| RECORDS FOR THE TASK |
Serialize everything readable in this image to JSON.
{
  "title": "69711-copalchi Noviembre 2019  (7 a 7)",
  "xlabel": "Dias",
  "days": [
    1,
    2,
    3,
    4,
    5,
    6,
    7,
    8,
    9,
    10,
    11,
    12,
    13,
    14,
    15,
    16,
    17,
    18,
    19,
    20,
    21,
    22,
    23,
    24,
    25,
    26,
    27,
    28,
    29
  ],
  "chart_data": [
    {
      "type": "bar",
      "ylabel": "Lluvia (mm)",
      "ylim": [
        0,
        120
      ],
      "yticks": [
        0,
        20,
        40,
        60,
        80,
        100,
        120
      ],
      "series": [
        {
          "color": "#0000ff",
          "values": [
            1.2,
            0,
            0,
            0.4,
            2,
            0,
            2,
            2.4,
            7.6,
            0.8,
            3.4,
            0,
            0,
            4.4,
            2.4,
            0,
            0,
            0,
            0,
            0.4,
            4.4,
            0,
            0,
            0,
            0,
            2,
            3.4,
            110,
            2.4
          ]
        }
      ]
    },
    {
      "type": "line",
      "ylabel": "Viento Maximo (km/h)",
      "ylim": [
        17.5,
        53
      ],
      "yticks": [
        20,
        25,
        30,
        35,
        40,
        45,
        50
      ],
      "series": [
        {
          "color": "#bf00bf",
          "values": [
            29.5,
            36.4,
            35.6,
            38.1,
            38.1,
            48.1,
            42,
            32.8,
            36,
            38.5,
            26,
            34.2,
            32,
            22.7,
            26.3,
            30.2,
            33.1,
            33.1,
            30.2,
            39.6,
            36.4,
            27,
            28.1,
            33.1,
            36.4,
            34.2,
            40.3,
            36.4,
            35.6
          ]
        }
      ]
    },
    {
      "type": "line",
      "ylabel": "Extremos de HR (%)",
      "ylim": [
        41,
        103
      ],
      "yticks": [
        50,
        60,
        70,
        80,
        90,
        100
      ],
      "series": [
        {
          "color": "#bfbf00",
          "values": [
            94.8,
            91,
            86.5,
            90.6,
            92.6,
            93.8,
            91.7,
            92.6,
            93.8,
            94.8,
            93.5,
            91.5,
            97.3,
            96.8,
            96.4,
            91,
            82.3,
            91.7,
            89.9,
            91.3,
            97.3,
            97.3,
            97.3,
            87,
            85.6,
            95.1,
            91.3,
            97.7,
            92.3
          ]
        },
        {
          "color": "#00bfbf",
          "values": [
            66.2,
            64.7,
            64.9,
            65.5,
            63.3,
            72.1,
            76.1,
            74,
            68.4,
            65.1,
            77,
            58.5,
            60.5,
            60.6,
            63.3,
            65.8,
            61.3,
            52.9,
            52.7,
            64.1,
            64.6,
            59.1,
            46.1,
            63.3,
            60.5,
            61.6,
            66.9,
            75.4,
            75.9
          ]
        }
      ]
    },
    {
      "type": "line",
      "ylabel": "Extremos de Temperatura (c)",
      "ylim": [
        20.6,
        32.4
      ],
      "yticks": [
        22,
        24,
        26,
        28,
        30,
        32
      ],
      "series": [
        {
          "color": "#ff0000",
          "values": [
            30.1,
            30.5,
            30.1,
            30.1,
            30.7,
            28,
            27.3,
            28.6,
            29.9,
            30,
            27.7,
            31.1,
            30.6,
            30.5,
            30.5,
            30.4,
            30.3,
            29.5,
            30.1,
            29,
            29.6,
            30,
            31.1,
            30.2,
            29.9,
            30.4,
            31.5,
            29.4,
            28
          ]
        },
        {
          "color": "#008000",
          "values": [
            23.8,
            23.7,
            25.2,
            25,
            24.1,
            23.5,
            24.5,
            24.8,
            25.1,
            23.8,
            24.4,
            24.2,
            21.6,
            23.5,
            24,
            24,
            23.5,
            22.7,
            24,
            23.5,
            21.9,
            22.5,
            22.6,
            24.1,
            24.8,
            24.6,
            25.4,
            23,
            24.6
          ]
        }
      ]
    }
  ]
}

| WHAT THE TASK REQUIRES |
Your task is to print the whole listing again exactly.

| SOLUTION |
Serialize everything readable in this image to JSON.
{
  "title": "69711-copalchi Noviembre 2019  (7 a 7)",
  "xlabel": "Dias",
  "days": [
    1,
    2,
    3,
    4,
    5,
    6,
    7,
    8,
    9,
    10,
    11,
    12,
    13,
    14,
    15,
    16,
    17,
    18,
    19,
    20,
    21,
    22,
    23,
    24,
    25,
    26,
    27,
    28,
    29
  ],
  "chart_data": [
    {
      "type": "bar",
      "ylabel": "Lluvia (mm)",
      "ylim": [
        0,
        120
      ],
      "yticks": [
        0,
        20,
        40,
        60,
        80,
        100,
        120
      ],
      "series": [
        {
          "color": "#0000ff",
          "values": [
            1.2,
            0,
            0,
            0.4,
            2,
            0,
            2,
            2.4,
            7.6,
            0.8,
            3.4,
            0,
            0,
            4.4,
            2.4,
            0,
            0,
            0,
            0,
            0.4,
            4.4,
            0,
            0,
            0,
            0,
            2,
            3.4,
            110,
            2.4
          ]
        }
      ]
    },
    {
      "type": "line",
      "ylabel": "Viento Maximo (km/h)",
      "ylim": [
        17.5,
        53
      ],
      "yticks": [
        20,
        25,
        30,
        35,
        40,
        45,
        50
      ],
      "series": [
        {
          "color": "#bf00bf",
          "values": [
            29.5,
            36.4,
            35.6,
            38.1,
            38.1,
            48.1,
            42,
            32.8,
            36,
            38.5,
            26,
            34.2,
            32,
            22.7,
            26.3,
            30.2,
            33.1,
            33.1,
            30.2,
            39.6,
            36.4,
            27,
            28.1,
            33.1,
            36.4,
            34.2,
            40.3,
            36.4,
            35.6
          ]
        }
      ]
    },
    {
      "type": "line",
      "ylabel": "Extremos de HR (%)",
      "ylim": [
        41,
        103
      ],
      "yticks": [
        50,
        60,
        70,
        80,
        90,
        100
      ],
      "series": [
        {
          "color": "#bfbf00",
          "values": [
            94.8,
            91,
            86.5,
            90.6,
            92.6,
            93.8,
            91.7,
            92.6,
            93.8,
            94.8,
            93.5,
            91.5,
            97.3,
            96.8,
            96.4,
            91,
            82.3,
            91.7,
            89.9,
            91.3,
            97.3,
            97.3,
            97.3,
            87,
            85.6,
            95.1,
            91.3,
            97.7,
            92.3
          ]
        },
        {
          "color": "#00bfbf",
          "values": [
            66.2,
            64.7,
            64.9,
            65.5,
            63.3,
            72.1,
            76.1,
            74,
            68.4,
            65.1,
            77,
            58.5,
            60.5,
            60.6,
            63.3,
            65.8,
            61.3,
            52.9,
            52.7,
            64.1,
            64.6,
            59.1,
            46.1,
            63.3,
            60.5,
            61.6,
            66.9,
            75.4,
            75.9
          ]
        }
      ]
    },
    {
      "type": "line",
      "ylabel": "Extremos de Temperatura (c)",
      "ylim": [
        20.6,
        32.4
      ],
      "yticks": [
        22,
        24,
        26,
        28,
        30,
        32
      ],
      "series": [
        {
          "color": "#ff0000",
          "values": [
            30.1,
            30.5,
            30.1,
            30.1,
            30.7,
            28,
            27.3,
            28.6,
            29.9,
            30,
            27.7,
            31.1,
            30.6,
            30.5,
            30.5,
            30.4,
            30.3,
            29.5,
            30.1,
            29,
            29.6,
            30,
            31.1,
            30.2,
            29.9,
            30.4,
            31.5,
            29.4,
            28
          ]
        },
        {
          "color": "#008000",
          "values": [
            23.8,
            23.7,
            25.2,
            25,
            24.1,
            23.5,
            24.5,
            24.8,
            25.1,
            23.8,
            24.4,
            24.2,
            21.6,
            23.5,
            24,
            24,
            23.5,
            22.7,
            24,
            23.5,
            21.9,
            22.5,
            22.6,
            24.1,
            24.8,
            24.6,
            25.4,
            23,
            24.6
          ]
        }
      ]
    }
  ]
}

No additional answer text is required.